Task to complete: Word for word, print each line of the listing below; pictures stay out.

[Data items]
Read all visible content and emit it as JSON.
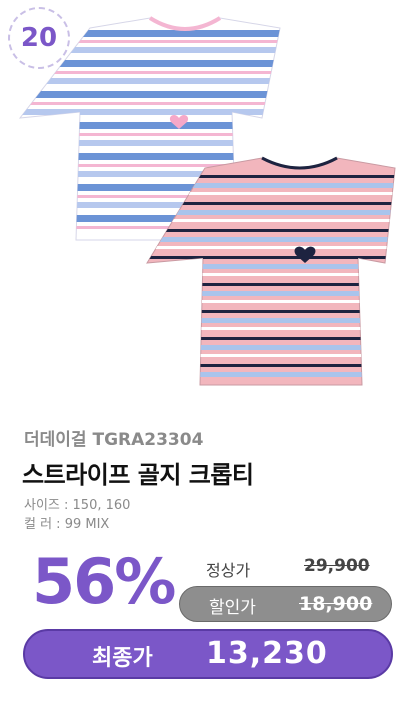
{
  "badge": {
    "number": "20"
  },
  "product": {
    "brand_line": "더데이걸 TGRA23304",
    "title": "스트라이프 골지 크롭티",
    "size_spec": "사이즈 : 150, 160",
    "color_spec": "컬    러 : 99 MIX",
    "image_alt": "두 장의 스트라이프 크롭 티셔츠"
  },
  "pricing": {
    "discount_rate": "56%",
    "regular_label": "정상가",
    "regular_price": "29,900",
    "sale_label": "할인가",
    "sale_price": "18,900",
    "final_label": "최종가",
    "final_price": "13,230"
  },
  "colors": {
    "accent": "#7b57c8",
    "sale_pill": "#8e8e8e"
  }
}
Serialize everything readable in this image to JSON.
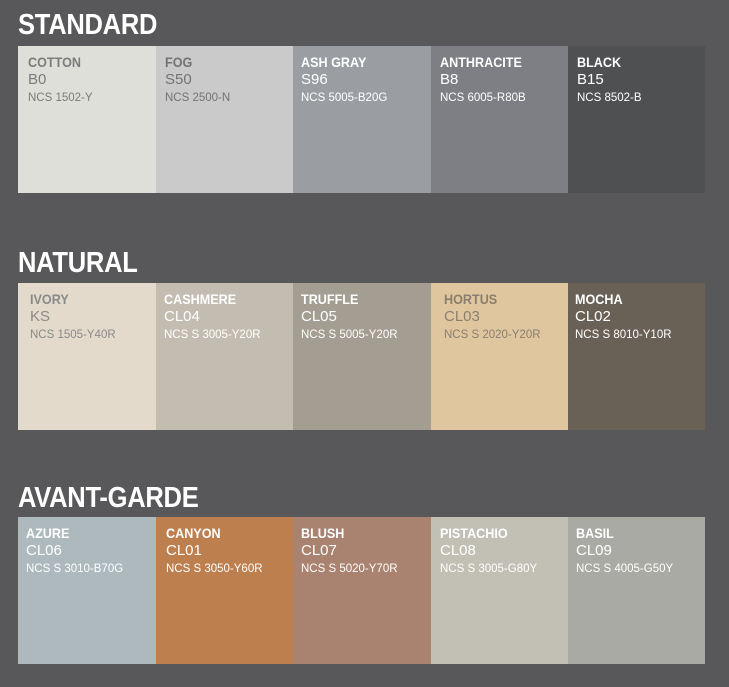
{
  "sections": [
    {
      "title": "STANDARD",
      "swatches": [
        {
          "name": "COTTON",
          "code": "B0",
          "ncs": "NCS 1502-Y",
          "color": "#dfdfd9",
          "name_color": "#7b7b7b",
          "text_color": "#7b7b7b"
        },
        {
          "name": "FOG",
          "code": "S50",
          "ncs": "NCS 2500-N",
          "color": "#cacaca",
          "name_color": "#737373",
          "text_color": "#737373"
        },
        {
          "name": "ASH GRAY",
          "code": "S96",
          "ncs": "NCS 5005-B20G",
          "color": "#9a9ea3",
          "name_color": "#ffffff",
          "text_color": "#ffffff"
        },
        {
          "name": "ANTHRACITE",
          "code": "B8",
          "ncs": "NCS 6005-R80B",
          "color": "#7d7f85",
          "name_color": "#ffffff",
          "text_color": "#ffffff"
        },
        {
          "name": "BLACK",
          "code": "B15",
          "ncs": "NCS 8502-B",
          "color": "#4f5052",
          "name_color": "#ffffff",
          "text_color": "#ffffff"
        }
      ]
    },
    {
      "title": "NATURAL",
      "swatches": [
        {
          "name": "IVORY",
          "code": "KS",
          "ncs": "NCS 1505-Y40R",
          "color": "#e3dacb",
          "name_color": "#8a8a8a",
          "text_color": "#8a8a8a"
        },
        {
          "name": "CASHMERE",
          "code": "CL04",
          "ncs": "NCS S 3005-Y20R",
          "color": "#c3bcb0",
          "name_color": "#ffffff",
          "text_color": "#ffffff"
        },
        {
          "name": "TRUFFLE",
          "code": "CL05",
          "ncs": "NCS S 5005-Y20R",
          "color": "#a39d92",
          "name_color": "#ffffff",
          "text_color": "#ffffff"
        },
        {
          "name": "HORTUS",
          "code": "CL03",
          "ncs": "NCS S 2020-Y20R",
          "color": "#dfc69f",
          "name_color": "#8a7f6e",
          "text_color": "#8a7f6e"
        },
        {
          "name": "MOCHA",
          "code": "CL02",
          "ncs": "NCS S 8010-Y10R",
          "color": "#696155",
          "name_color": "#ffffff",
          "text_color": "#ffffff"
        }
      ]
    },
    {
      "title": "AVANT-GARDE",
      "swatches": [
        {
          "name": "AZURE",
          "code": "CL06",
          "ncs": "NCS S 3010-B70G",
          "color": "#adb9bd",
          "name_color": "#ffffff",
          "text_color": "#ffffff"
        },
        {
          "name": "CANYON",
          "code": "CL01",
          "ncs": "NCS S 3050-Y60R",
          "color": "#be7f4f",
          "name_color": "#ffffff",
          "text_color": "#ffffff"
        },
        {
          "name": "BLUSH",
          "code": "CL07",
          "ncs": "NCS S 5020-Y70R",
          "color": "#a9836f",
          "name_color": "#ffffff",
          "text_color": "#ffffff"
        },
        {
          "name": "PISTACHIO",
          "code": "CL08",
          "ncs": "NCS S 3005-G80Y",
          "color": "#c2c0b5",
          "name_color": "#ffffff",
          "text_color": "#ffffff"
        },
        {
          "name": "BASIL",
          "code": "CL09",
          "ncs": "NCS S 4005-G50Y",
          "color": "#a9aaa4",
          "name_color": "#ffffff",
          "text_color": "#ffffff"
        }
      ]
    }
  ]
}
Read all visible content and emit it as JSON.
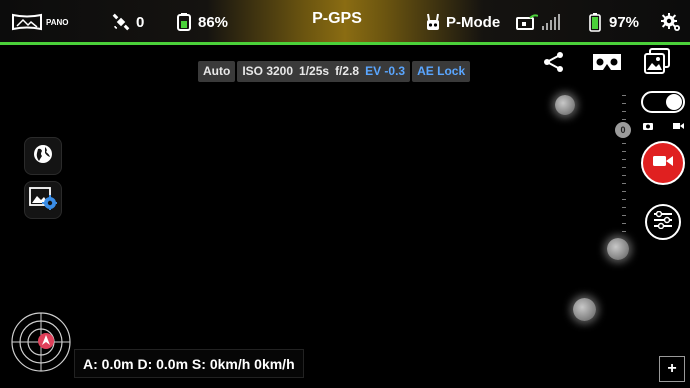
{
  "status_bar": {
    "pano_label": "PANO",
    "satellites": "0",
    "controller_battery": "86%",
    "flight_mode": "P-GPS",
    "rc_mode": "P-Mode",
    "aircraft_battery": "97%"
  },
  "camera_params": {
    "mode": "Auto",
    "iso": "ISO 3200",
    "shutter": "1/25s",
    "aperture": "f/2.8",
    "ev": "EV -0.3",
    "ae_lock": "AE Lock"
  },
  "zoom_label": "0",
  "telemetry": {
    "text": "A: 0.0m D: 0.0m S: 0km/h  0km/h"
  },
  "corner_button": "+",
  "colors": {
    "accent_green": "#4bd13a",
    "record_red": "#e02020",
    "ev_blue": "#5aa6ff"
  }
}
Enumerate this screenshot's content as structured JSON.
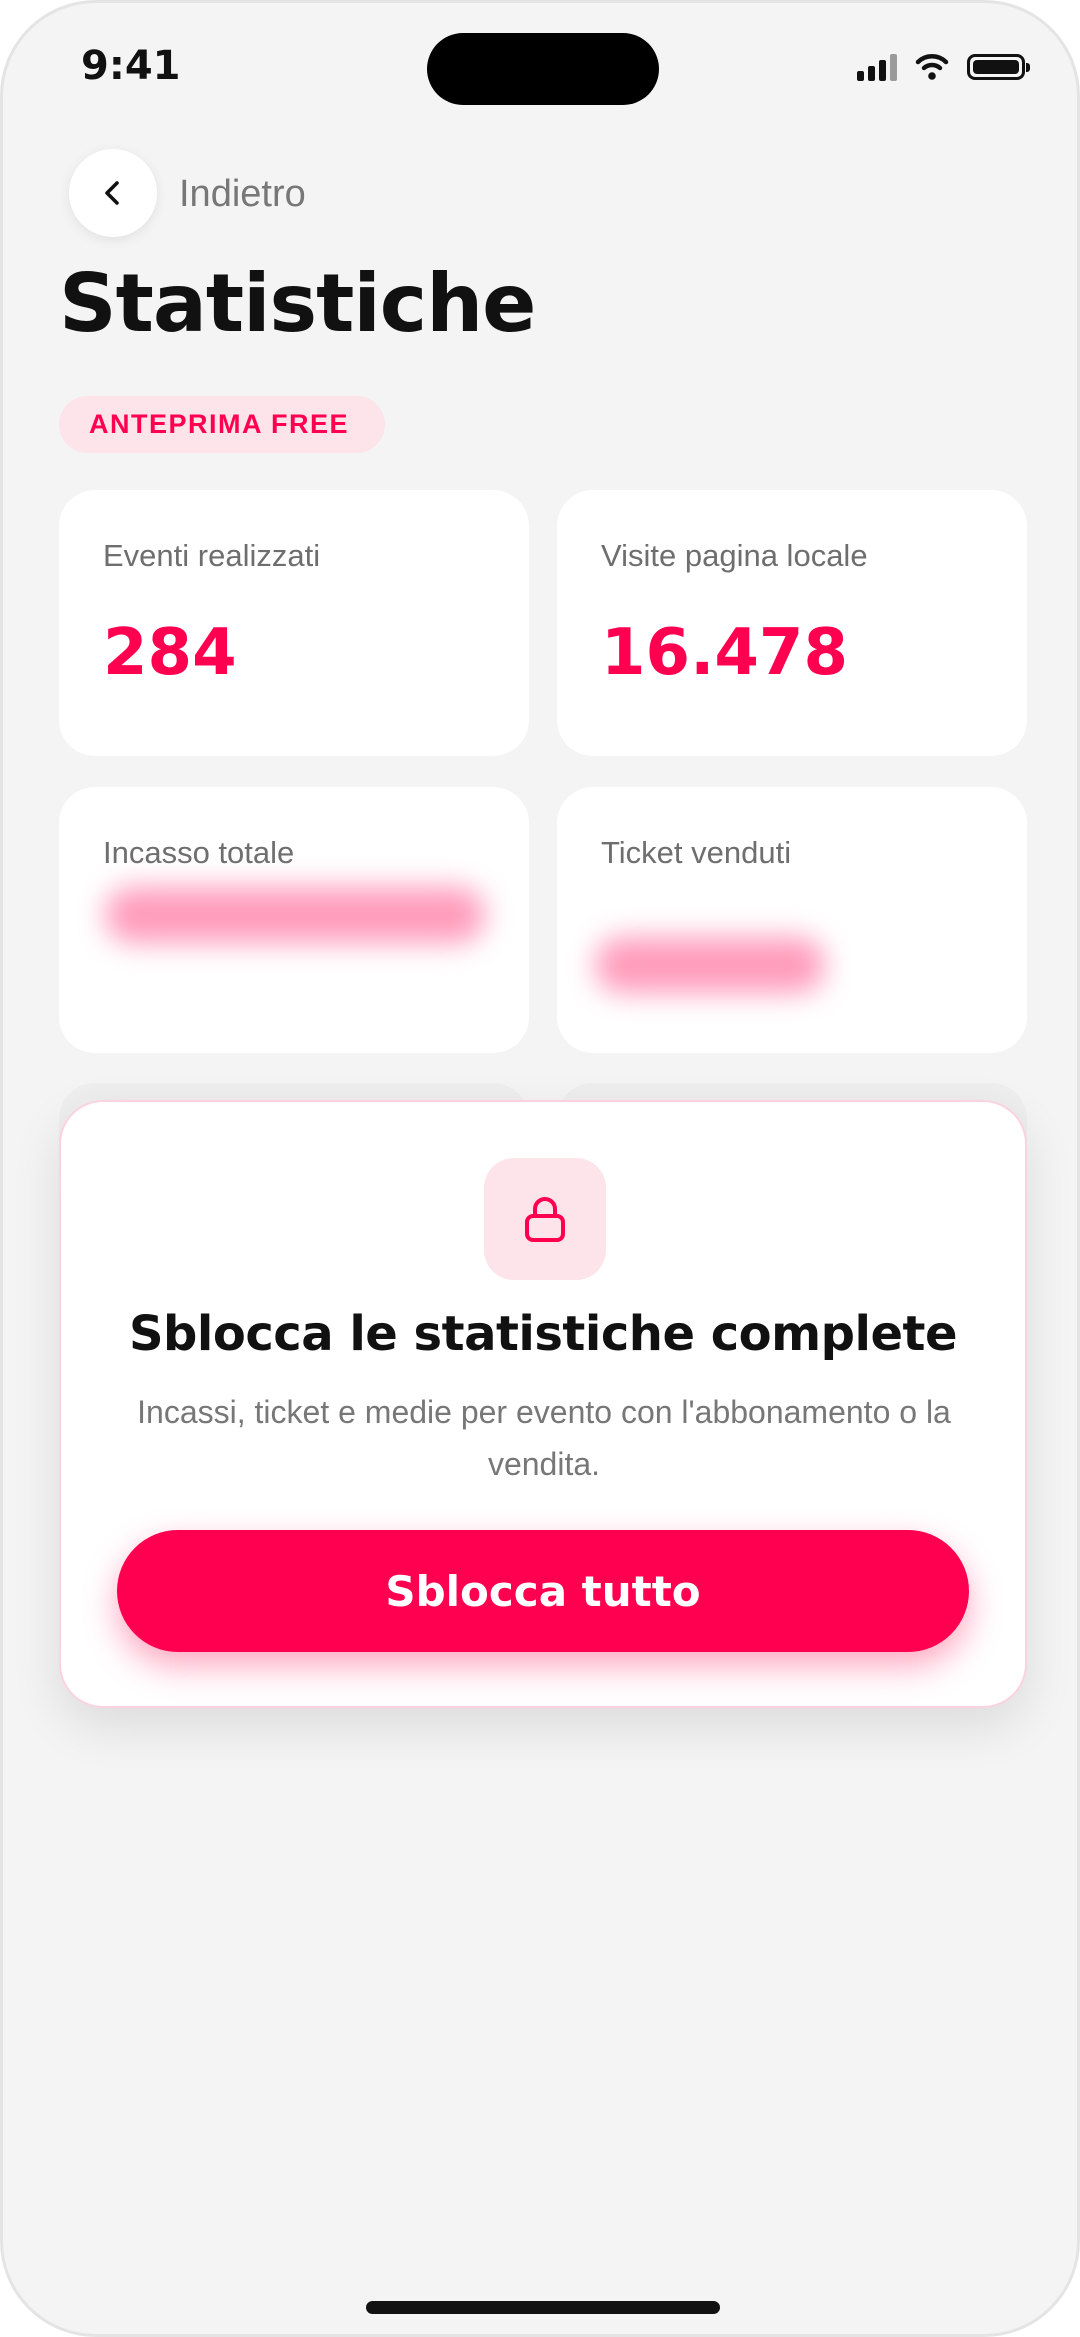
{
  "status_bar": {
    "time": "9:41"
  },
  "header": {
    "back_label": "Indietro",
    "title": "Statistiche",
    "badge": "ANTEPRIMA FREE"
  },
  "stats": [
    {
      "label": "Eventi realizzati",
      "value": "284"
    },
    {
      "label": "Visite pagina locale",
      "value": "16.478"
    },
    {
      "label": "Incasso totale"
    },
    {
      "label": "Ticket venduti"
    }
  ],
  "lock_panel": {
    "icon": "lock-icon",
    "title": "Sblocca le statistiche complete",
    "description": "Incassi, ticket e medie per evento con l'abbonamento o la vendita.",
    "cta_label": "Sblocca tutto"
  },
  "colors": {
    "accent": "#ff0050",
    "badge_bg": "#fde3ea",
    "background": "#f4f4f4"
  }
}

Correct result:
Read all visible content and emit it as JSON.
{
  "badge": {
    "number": "20"
  },
  "product": {
    "brand_line": "더데이걸 TGRA23304",
    "title": "스트라이프 골지 크롭티",
    "size_spec": "사이즈 : 150, 160",
    "color_spec": "컬    러 : 99 MIX",
    "image_alt": "두 장의 스트라이프 크롭 티셔츠"
  },
  "pricing": {
    "discount_rate": "56%",
    "regular_label": "정상가",
    "regular_price": "29,900",
    "sale_label": "할인가",
    "sale_price": "18,900",
    "final_label": "최종가",
    "final_price": "13,230"
  },
  "colors": {
    "accent": "#7b57c8",
    "sale_pill": "#8e8e8e"
  }
}
Serialize everything readable in this image to JSON.
{
  "sections": [
    {
      "title": "STANDARD",
      "swatches": [
        {
          "name": "COTTON",
          "code": "B0",
          "ncs": "NCS 1502-Y",
          "color": "#dfdfd9",
          "name_color": "#7b7b7b",
          "text_color": "#7b7b7b"
        },
        {
          "name": "FOG",
          "code": "S50",
          "ncs": "NCS 2500-N",
          "color": "#cacaca",
          "name_color": "#737373",
          "text_color": "#737373"
        },
        {
          "name": "ASH GRAY",
          "code": "S96",
          "ncs": "NCS 5005-B20G",
          "color": "#9a9ea3",
          "name_color": "#ffffff",
          "text_color": "#ffffff"
        },
        {
          "name": "ANTHRACITE",
          "code": "B8",
          "ncs": "NCS 6005-R80B",
          "color": "#7d7f85",
          "name_color": "#ffffff",
          "text_color": "#ffffff"
        },
        {
          "name": "BLACK",
          "code": "B15",
          "ncs": "NCS 8502-B",
          "color": "#4f5052",
          "name_color": "#ffffff",
          "text_color": "#ffffff"
        }
      ]
    },
    {
      "title": "NATURAL",
      "swatches": [
        {
          "name": "IVORY",
          "code": "KS",
          "ncs": "NCS 1505-Y40R",
          "color": "#e3dacb",
          "name_color": "#8a8a8a",
          "text_color": "#8a8a8a"
        },
        {
          "name": "CASHMERE",
          "code": "CL04",
          "ncs": "NCS S 3005-Y20R",
          "color": "#c3bcb0",
          "name_color": "#ffffff",
          "text_color": "#ffffff"
        },
        {
          "name": "TRUFFLE",
          "code": "CL05",
          "ncs": "NCS S 5005-Y20R",
          "color": "#a39d92",
          "name_color": "#ffffff",
          "text_color": "#ffffff"
        },
        {
          "name": "HORTUS",
          "code": "CL03",
          "ncs": "NCS S 2020-Y20R",
          "color": "#dfc69f",
          "name_color": "#8a7f6e",
          "text_color": "#8a7f6e"
        },
        {
          "name": "MOCHA",
          "code": "CL02",
          "ncs": "NCS S 8010-Y10R",
          "color": "#696155",
          "name_color": "#ffffff",
          "text_color": "#ffffff"
        }
      ]
    },
    {
      "title": "AVANT-GARDE",
      "swatches": [
        {
          "name": "AZURE",
          "code": "CL06",
          "ncs": "NCS S 3010-B70G",
          "color": "#adb9bd",
          "name_color": "#ffffff",
          "text_color": "#ffffff"
        },
        {
          "name": "CANYON",
          "code": "CL01",
          "ncs": "NCS S 3050-Y60R",
          "color": "#be7f4f",
          "name_color": "#ffffff",
          "text_color": "#ffffff"
        },
        {
          "name": "BLUSH",
          "code": "CL07",
          "ncs": "NCS S 5020-Y70R",
          "color": "#a9836f",
          "name_color": "#ffffff",
          "text_color": "#ffffff"
        },
        {
          "name": "PISTACHIO",
          "code": "CL08",
          "ncs": "NCS S 3005-G80Y",
          "color": "#c2c0b5",
          "name_color": "#ffffff",
          "text_color": "#ffffff"
        },
        {
          "name": "BASIL",
          "code": "CL09",
          "ncs": "NCS S 4005-G50Y",
          "color": "#a9aaa4",
          "name_color": "#ffffff",
          "text_color": "#ffffff"
        }
      ]
    }
  ]
}
Read all visible content and emit it as JSON.
{
  "status_bar": {
    "pano_label": "PANO",
    "satellites": "0",
    "controller_battery": "86%",
    "flight_mode": "P-GPS",
    "rc_mode": "P-Mode",
    "aircraft_battery": "97%"
  },
  "camera_params": {
    "mode": "Auto",
    "iso": "ISO 3200",
    "shutter": "1/25s",
    "aperture": "f/2.8",
    "ev": "EV -0.3",
    "ae_lock": "AE Lock"
  },
  "zoom_label": "0",
  "telemetry": {
    "text": "A: 0.0m D: 0.0m S: 0km/h  0km/h"
  },
  "corner_button": "+",
  "colors": {
    "accent_green": "#4bd13a",
    "record_red": "#e02020",
    "ev_blue": "#5aa6ff"
  }
}
Enumerate this screenshot's content as structured JSON.
{
  "status_bar": {
    "time": "9:41"
  },
  "header": {
    "back_label": "Indietro",
    "title": "Statistiche",
    "badge": "ANTEPRIMA FREE"
  },
  "stats": [
    {
      "label": "Eventi realizzati",
      "value": "284"
    },
    {
      "label": "Visite pagina locale",
      "value": "16.478"
    },
    {
      "label": "Incasso totale"
    },
    {
      "label": "Ticket venduti"
    }
  ],
  "lock_panel": {
    "icon": "lock-icon",
    "title": "Sblocca le statistiche complete",
    "description": "Incassi, ticket e medie per evento con l'abbonamento o la vendita.",
    "cta_label": "Sblocca tutto"
  },
  "colors": {
    "accent": "#ff0050",
    "badge_bg": "#fde3ea",
    "background": "#f4f4f4"
  }
}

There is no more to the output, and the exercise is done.